[MATERIALS PROVIDED start]

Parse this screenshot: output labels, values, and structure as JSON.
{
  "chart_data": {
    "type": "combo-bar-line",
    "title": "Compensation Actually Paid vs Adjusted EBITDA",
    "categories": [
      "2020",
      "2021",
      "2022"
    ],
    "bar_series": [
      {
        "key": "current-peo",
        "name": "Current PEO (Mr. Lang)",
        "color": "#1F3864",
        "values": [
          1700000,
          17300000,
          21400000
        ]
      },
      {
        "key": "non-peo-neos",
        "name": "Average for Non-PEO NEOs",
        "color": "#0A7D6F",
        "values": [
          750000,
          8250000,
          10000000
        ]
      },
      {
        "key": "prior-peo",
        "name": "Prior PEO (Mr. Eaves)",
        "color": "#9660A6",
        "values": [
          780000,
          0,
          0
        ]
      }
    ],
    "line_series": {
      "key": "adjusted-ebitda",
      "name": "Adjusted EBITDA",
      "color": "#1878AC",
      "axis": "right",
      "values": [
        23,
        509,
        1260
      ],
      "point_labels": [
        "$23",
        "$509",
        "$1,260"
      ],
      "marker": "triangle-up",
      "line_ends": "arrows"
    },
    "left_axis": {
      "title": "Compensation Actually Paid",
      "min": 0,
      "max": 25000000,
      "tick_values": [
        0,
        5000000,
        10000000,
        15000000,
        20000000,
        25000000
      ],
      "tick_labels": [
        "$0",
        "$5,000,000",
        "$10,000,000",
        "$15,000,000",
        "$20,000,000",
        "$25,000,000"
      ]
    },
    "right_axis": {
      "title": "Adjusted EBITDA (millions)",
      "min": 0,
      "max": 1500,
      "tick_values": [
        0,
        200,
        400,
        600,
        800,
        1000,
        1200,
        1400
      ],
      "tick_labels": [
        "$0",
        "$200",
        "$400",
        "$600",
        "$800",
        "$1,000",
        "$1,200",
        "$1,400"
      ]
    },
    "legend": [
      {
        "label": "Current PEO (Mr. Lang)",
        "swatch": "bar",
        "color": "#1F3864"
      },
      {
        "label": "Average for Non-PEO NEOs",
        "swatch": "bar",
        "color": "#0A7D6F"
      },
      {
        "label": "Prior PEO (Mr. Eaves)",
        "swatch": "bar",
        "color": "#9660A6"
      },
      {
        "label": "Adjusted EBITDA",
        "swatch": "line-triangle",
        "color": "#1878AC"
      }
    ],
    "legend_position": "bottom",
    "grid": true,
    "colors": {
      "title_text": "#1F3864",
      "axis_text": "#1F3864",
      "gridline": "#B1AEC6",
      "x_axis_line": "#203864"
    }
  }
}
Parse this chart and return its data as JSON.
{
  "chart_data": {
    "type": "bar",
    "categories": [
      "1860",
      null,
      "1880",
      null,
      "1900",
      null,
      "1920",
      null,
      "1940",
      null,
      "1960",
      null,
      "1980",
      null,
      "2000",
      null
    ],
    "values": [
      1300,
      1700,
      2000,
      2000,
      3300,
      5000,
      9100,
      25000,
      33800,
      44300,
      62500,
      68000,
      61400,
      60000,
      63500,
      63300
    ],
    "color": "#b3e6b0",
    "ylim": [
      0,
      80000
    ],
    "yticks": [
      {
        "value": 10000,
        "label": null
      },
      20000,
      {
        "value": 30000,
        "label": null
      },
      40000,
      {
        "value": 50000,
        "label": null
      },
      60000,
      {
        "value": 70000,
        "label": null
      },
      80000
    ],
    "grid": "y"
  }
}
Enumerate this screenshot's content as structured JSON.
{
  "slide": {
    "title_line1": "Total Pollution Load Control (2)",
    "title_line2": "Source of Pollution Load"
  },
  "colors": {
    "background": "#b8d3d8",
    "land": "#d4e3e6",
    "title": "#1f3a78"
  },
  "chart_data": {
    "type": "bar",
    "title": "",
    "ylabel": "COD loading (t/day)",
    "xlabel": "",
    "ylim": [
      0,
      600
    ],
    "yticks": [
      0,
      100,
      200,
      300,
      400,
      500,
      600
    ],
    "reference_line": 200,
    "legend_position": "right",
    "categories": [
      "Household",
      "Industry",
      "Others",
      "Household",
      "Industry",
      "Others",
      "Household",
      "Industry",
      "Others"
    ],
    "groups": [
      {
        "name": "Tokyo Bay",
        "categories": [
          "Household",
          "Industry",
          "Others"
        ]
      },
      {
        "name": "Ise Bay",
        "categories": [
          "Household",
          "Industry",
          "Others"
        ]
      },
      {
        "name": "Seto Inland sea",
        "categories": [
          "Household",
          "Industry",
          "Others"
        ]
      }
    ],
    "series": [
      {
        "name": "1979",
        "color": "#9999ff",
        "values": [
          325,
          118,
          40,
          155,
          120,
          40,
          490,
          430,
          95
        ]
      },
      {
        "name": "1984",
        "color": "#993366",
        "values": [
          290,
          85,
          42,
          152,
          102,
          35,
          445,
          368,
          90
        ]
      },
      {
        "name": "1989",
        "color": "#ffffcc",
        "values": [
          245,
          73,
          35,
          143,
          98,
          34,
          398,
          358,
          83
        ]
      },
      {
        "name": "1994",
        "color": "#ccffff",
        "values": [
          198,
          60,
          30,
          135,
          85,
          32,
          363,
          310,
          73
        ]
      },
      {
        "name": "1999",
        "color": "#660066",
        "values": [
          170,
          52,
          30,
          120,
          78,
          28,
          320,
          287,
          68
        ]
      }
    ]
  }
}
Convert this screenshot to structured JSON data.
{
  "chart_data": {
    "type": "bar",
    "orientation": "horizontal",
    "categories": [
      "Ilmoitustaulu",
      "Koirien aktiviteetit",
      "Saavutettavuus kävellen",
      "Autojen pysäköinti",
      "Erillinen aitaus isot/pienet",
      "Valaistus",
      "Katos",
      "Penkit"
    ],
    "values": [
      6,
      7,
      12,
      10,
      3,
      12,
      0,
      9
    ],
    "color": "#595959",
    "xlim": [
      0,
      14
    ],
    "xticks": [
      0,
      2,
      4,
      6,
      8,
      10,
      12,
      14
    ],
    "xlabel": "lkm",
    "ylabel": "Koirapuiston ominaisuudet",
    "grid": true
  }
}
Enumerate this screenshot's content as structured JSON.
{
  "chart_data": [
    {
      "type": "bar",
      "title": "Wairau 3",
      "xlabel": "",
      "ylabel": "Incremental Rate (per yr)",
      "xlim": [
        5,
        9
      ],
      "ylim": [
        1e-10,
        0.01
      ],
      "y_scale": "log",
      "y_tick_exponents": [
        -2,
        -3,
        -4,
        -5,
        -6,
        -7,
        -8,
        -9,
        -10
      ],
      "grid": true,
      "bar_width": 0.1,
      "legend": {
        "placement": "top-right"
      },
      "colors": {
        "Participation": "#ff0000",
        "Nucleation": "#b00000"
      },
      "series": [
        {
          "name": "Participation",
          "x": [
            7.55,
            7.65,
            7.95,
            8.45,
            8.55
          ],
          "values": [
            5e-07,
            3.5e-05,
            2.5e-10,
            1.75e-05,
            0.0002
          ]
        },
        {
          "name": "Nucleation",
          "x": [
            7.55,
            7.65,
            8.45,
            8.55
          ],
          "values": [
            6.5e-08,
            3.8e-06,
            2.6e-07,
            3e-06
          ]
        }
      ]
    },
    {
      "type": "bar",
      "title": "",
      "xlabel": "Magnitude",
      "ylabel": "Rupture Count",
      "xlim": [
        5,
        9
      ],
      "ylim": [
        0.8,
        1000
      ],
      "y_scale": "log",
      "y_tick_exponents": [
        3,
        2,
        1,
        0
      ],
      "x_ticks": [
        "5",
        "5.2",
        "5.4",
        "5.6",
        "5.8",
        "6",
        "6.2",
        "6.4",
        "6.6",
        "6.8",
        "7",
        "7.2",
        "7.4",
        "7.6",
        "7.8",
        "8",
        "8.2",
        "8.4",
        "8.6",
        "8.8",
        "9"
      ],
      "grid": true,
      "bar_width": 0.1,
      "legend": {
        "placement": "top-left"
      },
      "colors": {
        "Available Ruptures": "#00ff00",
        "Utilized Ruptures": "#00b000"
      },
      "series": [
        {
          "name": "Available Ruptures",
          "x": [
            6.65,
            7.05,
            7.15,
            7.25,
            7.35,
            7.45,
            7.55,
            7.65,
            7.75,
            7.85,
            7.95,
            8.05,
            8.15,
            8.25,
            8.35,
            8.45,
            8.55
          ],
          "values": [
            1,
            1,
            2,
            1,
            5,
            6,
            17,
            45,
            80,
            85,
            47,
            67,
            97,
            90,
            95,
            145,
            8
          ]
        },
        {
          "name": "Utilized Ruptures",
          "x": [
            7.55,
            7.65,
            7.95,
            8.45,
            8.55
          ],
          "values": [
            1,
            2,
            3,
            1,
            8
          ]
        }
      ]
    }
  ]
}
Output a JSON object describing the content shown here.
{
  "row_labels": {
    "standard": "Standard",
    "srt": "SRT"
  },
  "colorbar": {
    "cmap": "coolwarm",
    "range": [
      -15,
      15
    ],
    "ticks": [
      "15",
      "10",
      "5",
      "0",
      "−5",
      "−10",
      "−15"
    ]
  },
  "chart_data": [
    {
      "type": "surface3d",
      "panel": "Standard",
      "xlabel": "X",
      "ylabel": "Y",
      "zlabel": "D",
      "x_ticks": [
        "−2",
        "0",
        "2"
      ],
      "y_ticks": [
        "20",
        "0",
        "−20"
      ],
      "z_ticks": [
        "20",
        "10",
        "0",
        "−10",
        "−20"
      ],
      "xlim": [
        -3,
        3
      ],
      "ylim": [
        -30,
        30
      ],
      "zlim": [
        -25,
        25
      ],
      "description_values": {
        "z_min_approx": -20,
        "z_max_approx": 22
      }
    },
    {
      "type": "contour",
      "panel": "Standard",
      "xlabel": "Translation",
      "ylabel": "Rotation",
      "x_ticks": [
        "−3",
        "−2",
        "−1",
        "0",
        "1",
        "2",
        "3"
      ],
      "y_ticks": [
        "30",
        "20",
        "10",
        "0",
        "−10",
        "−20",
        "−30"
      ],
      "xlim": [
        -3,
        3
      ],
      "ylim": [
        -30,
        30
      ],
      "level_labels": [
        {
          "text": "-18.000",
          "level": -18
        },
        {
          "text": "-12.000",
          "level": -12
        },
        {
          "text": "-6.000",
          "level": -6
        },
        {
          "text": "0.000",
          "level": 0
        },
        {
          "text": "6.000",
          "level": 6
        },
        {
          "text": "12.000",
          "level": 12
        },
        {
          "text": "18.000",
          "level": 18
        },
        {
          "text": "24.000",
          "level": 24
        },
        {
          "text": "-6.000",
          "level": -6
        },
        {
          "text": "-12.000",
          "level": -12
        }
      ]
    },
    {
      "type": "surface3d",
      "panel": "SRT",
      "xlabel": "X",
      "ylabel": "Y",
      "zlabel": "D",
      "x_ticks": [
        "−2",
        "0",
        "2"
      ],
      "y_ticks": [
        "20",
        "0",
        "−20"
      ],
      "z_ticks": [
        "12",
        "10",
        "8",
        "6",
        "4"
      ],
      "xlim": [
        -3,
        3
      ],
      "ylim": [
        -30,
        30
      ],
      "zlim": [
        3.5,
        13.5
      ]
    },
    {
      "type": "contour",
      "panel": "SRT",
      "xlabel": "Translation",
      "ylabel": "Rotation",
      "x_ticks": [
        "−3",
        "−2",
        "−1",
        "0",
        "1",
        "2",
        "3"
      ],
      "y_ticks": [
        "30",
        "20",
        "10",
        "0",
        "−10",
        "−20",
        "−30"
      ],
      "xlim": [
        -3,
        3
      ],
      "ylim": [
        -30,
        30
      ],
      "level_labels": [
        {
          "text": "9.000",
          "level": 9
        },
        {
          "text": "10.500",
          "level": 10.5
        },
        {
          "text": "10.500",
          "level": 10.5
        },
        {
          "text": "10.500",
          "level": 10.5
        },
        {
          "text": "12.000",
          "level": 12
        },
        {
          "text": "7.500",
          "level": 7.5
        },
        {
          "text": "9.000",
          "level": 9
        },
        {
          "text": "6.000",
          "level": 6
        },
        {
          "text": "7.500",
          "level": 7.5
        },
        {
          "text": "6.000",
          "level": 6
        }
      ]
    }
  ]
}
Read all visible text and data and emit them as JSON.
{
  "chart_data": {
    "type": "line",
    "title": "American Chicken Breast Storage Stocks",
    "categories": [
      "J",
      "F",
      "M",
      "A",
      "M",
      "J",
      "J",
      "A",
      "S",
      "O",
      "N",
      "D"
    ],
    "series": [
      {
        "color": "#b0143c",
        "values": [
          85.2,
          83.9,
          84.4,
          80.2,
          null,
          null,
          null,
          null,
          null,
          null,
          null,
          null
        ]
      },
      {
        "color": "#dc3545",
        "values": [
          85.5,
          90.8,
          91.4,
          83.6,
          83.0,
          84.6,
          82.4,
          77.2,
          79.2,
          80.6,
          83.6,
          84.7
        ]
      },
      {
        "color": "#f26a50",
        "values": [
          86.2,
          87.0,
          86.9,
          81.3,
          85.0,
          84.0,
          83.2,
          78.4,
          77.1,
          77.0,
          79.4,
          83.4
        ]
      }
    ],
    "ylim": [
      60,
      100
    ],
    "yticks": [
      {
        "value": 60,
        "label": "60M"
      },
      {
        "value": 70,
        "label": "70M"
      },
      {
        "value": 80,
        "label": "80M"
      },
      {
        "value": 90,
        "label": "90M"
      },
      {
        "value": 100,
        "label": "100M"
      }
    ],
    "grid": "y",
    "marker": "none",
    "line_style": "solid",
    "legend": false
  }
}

[MATERIALS PROVIDED end]

• _PROBLEM STATEMENT_: Go through the listing above and list every line that has the word "Paid".

• _CORRECT ANSWER_:
    "title": "Compensation Actually Paid vs Adjusted EBITDA",
      "title": "Compensation Actually Paid",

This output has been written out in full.